_Requirement:_ Reproduce the listing below without any change.

-- start of Exercise material --

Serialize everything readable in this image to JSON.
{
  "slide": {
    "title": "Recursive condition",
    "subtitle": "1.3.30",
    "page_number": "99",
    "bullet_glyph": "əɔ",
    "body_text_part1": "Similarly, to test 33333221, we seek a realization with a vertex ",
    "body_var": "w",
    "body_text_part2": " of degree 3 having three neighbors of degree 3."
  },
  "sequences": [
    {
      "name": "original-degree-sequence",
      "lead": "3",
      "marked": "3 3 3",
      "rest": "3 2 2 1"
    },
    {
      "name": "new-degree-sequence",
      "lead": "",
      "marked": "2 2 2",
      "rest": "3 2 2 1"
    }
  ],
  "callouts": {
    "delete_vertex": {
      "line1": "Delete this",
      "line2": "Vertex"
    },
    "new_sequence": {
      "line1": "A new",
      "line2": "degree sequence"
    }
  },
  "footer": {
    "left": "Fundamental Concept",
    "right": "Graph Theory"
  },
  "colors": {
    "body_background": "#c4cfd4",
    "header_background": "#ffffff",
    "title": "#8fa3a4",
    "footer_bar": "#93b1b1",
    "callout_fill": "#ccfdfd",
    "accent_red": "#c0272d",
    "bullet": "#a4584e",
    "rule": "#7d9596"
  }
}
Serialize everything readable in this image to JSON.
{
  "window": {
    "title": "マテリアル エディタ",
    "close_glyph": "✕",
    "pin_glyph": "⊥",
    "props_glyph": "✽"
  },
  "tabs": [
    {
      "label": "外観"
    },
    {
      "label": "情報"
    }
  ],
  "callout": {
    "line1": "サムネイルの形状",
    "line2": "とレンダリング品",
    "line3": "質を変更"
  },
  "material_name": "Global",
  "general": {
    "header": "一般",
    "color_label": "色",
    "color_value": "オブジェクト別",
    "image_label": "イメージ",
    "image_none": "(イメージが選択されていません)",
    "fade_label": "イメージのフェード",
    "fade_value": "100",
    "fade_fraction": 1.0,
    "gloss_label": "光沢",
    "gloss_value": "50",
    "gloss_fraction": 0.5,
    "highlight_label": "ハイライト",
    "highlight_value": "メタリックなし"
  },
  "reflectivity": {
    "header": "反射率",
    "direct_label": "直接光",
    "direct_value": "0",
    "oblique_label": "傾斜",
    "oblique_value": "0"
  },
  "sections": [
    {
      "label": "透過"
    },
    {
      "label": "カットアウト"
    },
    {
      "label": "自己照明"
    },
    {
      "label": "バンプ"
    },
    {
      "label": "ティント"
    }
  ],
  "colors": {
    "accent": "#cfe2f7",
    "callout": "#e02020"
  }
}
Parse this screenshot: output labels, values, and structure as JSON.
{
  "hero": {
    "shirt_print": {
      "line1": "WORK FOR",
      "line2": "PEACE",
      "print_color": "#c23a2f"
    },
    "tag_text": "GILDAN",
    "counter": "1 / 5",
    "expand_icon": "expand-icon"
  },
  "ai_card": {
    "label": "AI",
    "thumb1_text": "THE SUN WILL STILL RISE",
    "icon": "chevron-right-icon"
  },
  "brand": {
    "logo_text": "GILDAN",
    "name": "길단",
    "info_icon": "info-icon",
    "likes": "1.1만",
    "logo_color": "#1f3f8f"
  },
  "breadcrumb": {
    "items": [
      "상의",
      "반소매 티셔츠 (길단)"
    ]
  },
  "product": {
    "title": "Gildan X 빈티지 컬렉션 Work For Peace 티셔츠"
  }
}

-- end of Exercise material --

_Correct result:_
Serialize everything readable in this image to JSON.
{
  "slide": {
    "title": "Recursive condition",
    "subtitle": "1.3.30",
    "page_number": "99",
    "bullet_glyph": "əɔ",
    "body_text_part1": "Similarly, to test 33333221, we seek a realization with a vertex ",
    "body_var": "w",
    "body_text_part2": " of degree 3 having three neighbors of degree 3."
  },
  "sequences": [
    {
      "name": "original-degree-sequence",
      "lead": "3",
      "marked": "3 3 3",
      "rest": "3 2 2 1"
    },
    {
      "name": "new-degree-sequence",
      "lead": "",
      "marked": "2 2 2",
      "rest": "3 2 2 1"
    }
  ],
  "callouts": {
    "delete_vertex": {
      "line1": "Delete this",
      "line2": "Vertex"
    },
    "new_sequence": {
      "line1": "A new",
      "line2": "degree sequence"
    }
  },
  "footer": {
    "left": "Fundamental Concept",
    "right": "Graph Theory"
  },
  "colors": {
    "body_background": "#c4cfd4",
    "header_background": "#ffffff",
    "title": "#8fa3a4",
    "footer_bar": "#93b1b1",
    "callout_fill": "#ccfdfd",
    "accent_red": "#c0272d",
    "bullet": "#a4584e",
    "rule": "#7d9596"
  }
}
Serialize everything readable in this image to JSON.
{
  "window": {
    "title": "マテリアル エディタ",
    "close_glyph": "✕",
    "pin_glyph": "⊥",
    "props_glyph": "✽"
  },
  "tabs": [
    {
      "label": "外観"
    },
    {
      "label": "情報"
    }
  ],
  "callout": {
    "line1": "サムネイルの形状",
    "line2": "とレンダリング品",
    "line3": "質を変更"
  },
  "material_name": "Global",
  "general": {
    "header": "一般",
    "color_label": "色",
    "color_value": "オブジェクト別",
    "image_label": "イメージ",
    "image_none": "(イメージが選択されていません)",
    "fade_label": "イメージのフェード",
    "fade_value": "100",
    "fade_fraction": 1.0,
    "gloss_label": "光沢",
    "gloss_value": "50",
    "gloss_fraction": 0.5,
    "highlight_label": "ハイライト",
    "highlight_value": "メタリックなし"
  },
  "reflectivity": {
    "header": "反射率",
    "direct_label": "直接光",
    "direct_value": "0",
    "oblique_label": "傾斜",
    "oblique_value": "0"
  },
  "sections": [
    {
      "label": "透過"
    },
    {
      "label": "カットアウト"
    },
    {
      "label": "自己照明"
    },
    {
      "label": "バンプ"
    },
    {
      "label": "ティント"
    }
  ],
  "colors": {
    "accent": "#cfe2f7",
    "callout": "#e02020"
  }
}
Parse this screenshot: output labels, values, and structure as JSON.
{
  "hero": {
    "shirt_print": {
      "line1": "WORK FOR",
      "line2": "PEACE",
      "print_color": "#c23a2f"
    },
    "tag_text": "GILDAN",
    "counter": "1 / 5",
    "expand_icon": "expand-icon"
  },
  "ai_card": {
    "label": "AI",
    "thumb1_text": "THE SUN WILL STILL RISE",
    "icon": "chevron-right-icon"
  },
  "brand": {
    "logo_text": "GILDAN",
    "name": "길단",
    "info_icon": "info-icon",
    "likes": "1.1만",
    "logo_color": "#1f3f8f"
  },
  "breadcrumb": {
    "items": [
      "상의",
      "반소매 티셔츠 (길단)"
    ]
  },
  "product": {
    "title": "Gildan X 빈티지 컬렉션 Work For Peace 티셔츠"
  }
}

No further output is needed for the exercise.